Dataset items
— BEGIN —
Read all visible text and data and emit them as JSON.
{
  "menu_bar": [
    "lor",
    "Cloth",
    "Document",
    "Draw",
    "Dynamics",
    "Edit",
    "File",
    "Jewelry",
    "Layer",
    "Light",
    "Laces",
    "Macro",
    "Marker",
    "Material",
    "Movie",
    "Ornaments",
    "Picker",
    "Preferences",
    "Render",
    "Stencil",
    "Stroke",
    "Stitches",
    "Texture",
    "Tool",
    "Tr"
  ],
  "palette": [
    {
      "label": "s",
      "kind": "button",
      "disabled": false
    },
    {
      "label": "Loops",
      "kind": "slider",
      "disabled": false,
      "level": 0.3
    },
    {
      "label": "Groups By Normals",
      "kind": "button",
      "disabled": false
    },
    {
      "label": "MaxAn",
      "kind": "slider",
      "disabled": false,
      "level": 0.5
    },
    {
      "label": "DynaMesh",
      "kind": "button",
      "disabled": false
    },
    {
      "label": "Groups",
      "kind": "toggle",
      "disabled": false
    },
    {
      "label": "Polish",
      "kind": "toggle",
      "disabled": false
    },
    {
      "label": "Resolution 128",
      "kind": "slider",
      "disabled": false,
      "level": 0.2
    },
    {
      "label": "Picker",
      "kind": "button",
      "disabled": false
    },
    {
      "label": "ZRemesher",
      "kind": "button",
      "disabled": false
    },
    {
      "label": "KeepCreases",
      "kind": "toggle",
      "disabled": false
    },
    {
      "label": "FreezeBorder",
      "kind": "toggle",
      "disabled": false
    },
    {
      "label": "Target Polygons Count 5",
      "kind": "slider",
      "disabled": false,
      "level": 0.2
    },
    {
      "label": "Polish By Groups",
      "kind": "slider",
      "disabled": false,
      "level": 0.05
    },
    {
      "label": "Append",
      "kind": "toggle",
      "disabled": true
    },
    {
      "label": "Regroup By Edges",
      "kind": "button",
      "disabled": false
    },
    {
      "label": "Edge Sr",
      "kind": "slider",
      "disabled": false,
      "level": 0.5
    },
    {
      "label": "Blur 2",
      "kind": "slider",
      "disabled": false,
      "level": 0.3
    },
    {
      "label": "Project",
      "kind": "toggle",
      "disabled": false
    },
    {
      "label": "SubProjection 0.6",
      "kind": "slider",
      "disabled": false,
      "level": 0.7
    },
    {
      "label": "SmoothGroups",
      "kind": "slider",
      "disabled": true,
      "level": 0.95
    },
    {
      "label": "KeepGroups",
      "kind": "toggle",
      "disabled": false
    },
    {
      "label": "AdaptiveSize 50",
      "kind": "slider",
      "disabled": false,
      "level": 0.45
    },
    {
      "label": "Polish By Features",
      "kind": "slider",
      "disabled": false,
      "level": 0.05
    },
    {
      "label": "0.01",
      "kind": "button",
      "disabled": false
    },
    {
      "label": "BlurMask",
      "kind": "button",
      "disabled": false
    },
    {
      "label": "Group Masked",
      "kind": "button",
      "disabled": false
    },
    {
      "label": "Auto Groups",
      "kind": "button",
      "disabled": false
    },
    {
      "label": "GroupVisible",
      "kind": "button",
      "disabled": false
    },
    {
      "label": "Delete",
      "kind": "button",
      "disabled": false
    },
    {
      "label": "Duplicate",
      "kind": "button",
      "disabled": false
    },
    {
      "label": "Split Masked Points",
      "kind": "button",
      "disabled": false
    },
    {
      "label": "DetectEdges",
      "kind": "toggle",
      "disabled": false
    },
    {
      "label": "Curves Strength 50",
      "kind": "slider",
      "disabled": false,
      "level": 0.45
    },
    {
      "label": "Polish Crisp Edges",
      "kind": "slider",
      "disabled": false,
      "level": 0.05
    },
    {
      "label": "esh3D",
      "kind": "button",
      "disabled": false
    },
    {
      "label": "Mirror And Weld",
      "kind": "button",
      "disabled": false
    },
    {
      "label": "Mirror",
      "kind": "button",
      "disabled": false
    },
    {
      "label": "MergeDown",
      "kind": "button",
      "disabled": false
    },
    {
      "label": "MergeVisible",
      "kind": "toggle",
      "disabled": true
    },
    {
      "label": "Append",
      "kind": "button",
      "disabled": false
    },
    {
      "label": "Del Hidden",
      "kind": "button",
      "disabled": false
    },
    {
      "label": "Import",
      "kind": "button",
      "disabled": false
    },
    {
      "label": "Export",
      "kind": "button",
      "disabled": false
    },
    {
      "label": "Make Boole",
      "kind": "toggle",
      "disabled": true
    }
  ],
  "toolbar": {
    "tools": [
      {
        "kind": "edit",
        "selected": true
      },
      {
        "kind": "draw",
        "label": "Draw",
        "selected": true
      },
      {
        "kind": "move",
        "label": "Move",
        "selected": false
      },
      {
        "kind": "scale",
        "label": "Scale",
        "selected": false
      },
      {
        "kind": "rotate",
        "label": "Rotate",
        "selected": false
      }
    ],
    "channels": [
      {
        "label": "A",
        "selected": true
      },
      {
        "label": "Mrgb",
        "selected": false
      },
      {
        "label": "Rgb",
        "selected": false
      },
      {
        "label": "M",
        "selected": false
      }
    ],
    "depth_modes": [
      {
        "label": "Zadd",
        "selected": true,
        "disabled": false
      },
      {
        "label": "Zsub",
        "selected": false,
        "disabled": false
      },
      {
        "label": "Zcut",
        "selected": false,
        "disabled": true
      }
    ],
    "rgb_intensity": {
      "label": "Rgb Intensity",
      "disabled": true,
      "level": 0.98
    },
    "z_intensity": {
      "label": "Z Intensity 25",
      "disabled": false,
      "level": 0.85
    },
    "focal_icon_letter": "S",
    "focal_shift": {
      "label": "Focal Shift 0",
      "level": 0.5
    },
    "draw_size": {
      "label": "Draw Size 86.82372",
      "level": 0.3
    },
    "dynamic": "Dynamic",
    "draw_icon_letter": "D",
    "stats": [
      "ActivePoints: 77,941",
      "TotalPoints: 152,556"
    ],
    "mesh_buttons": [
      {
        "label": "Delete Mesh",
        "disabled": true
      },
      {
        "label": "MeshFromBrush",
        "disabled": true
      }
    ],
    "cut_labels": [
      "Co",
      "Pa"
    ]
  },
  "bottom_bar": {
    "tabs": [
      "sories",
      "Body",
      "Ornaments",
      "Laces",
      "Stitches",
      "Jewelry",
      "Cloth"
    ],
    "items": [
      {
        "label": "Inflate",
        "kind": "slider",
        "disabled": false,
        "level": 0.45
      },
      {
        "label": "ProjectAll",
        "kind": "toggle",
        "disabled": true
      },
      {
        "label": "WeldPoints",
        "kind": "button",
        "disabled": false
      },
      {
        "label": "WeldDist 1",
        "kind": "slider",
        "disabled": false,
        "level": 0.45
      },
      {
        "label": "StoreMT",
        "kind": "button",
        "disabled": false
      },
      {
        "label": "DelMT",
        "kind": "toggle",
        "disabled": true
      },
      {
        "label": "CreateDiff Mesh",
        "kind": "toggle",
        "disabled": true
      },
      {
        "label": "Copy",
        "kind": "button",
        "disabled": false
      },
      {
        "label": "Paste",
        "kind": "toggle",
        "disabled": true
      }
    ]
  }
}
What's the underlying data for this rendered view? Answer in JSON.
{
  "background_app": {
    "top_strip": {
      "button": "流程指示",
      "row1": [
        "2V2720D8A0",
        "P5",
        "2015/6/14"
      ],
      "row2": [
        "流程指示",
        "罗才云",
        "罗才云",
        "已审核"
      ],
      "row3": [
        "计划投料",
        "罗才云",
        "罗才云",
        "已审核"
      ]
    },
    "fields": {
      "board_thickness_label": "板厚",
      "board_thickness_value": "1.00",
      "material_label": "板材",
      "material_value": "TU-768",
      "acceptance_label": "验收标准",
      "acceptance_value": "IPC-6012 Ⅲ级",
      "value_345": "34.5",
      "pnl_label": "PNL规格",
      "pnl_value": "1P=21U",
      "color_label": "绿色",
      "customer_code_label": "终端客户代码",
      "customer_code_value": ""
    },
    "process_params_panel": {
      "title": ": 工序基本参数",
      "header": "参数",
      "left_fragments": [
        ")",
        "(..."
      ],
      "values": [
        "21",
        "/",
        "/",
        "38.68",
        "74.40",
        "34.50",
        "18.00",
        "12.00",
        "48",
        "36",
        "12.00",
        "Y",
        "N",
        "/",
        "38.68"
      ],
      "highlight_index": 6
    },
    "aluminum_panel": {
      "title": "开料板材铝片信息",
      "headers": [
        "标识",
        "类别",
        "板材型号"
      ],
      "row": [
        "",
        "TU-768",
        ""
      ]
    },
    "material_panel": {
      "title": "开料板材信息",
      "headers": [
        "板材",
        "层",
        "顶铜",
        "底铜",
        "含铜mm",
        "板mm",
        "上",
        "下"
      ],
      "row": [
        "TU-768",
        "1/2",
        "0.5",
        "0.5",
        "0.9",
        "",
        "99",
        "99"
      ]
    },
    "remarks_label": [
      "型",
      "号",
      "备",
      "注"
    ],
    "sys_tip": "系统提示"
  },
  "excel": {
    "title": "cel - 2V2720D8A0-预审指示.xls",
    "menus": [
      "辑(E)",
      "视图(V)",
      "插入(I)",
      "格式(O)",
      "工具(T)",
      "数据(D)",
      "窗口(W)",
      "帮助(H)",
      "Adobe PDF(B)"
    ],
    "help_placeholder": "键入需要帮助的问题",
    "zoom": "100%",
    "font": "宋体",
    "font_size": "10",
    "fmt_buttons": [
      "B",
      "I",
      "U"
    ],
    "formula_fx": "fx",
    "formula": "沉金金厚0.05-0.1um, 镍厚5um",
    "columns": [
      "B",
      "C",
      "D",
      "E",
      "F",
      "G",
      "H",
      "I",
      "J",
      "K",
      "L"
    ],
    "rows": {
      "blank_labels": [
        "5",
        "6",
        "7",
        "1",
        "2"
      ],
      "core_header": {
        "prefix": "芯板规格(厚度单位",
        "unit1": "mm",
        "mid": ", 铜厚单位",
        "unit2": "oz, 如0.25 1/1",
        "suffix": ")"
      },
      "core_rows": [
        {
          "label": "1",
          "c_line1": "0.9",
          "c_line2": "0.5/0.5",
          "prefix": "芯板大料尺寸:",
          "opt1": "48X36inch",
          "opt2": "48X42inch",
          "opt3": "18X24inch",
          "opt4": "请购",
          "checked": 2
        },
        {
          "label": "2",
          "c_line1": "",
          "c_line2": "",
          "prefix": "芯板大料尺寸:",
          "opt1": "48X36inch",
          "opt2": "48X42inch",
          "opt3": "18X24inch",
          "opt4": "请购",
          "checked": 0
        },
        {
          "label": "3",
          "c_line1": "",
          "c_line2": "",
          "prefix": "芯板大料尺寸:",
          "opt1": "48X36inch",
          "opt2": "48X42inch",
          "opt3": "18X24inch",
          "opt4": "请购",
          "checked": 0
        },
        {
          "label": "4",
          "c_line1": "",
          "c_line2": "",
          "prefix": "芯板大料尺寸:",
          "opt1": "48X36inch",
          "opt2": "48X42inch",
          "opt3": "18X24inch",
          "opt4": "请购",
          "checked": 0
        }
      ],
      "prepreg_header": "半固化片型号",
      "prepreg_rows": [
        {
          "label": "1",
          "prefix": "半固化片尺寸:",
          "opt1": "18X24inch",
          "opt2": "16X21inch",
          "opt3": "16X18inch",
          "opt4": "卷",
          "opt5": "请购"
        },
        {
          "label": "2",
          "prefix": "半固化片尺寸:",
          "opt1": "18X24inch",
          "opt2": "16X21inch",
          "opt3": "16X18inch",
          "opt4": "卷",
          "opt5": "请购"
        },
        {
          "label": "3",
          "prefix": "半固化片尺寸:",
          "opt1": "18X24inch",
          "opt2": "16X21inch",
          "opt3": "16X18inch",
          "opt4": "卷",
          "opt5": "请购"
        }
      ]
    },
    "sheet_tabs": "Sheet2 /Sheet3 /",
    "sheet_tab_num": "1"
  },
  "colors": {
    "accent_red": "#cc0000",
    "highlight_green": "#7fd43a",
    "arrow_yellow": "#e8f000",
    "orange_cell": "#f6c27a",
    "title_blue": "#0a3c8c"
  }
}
— END —
Show all lines from the listing above in which "JSON" appears.

Read all visible text and data and emit them as JSON.
What's the underlying data for this rendered view? Answer in JSON.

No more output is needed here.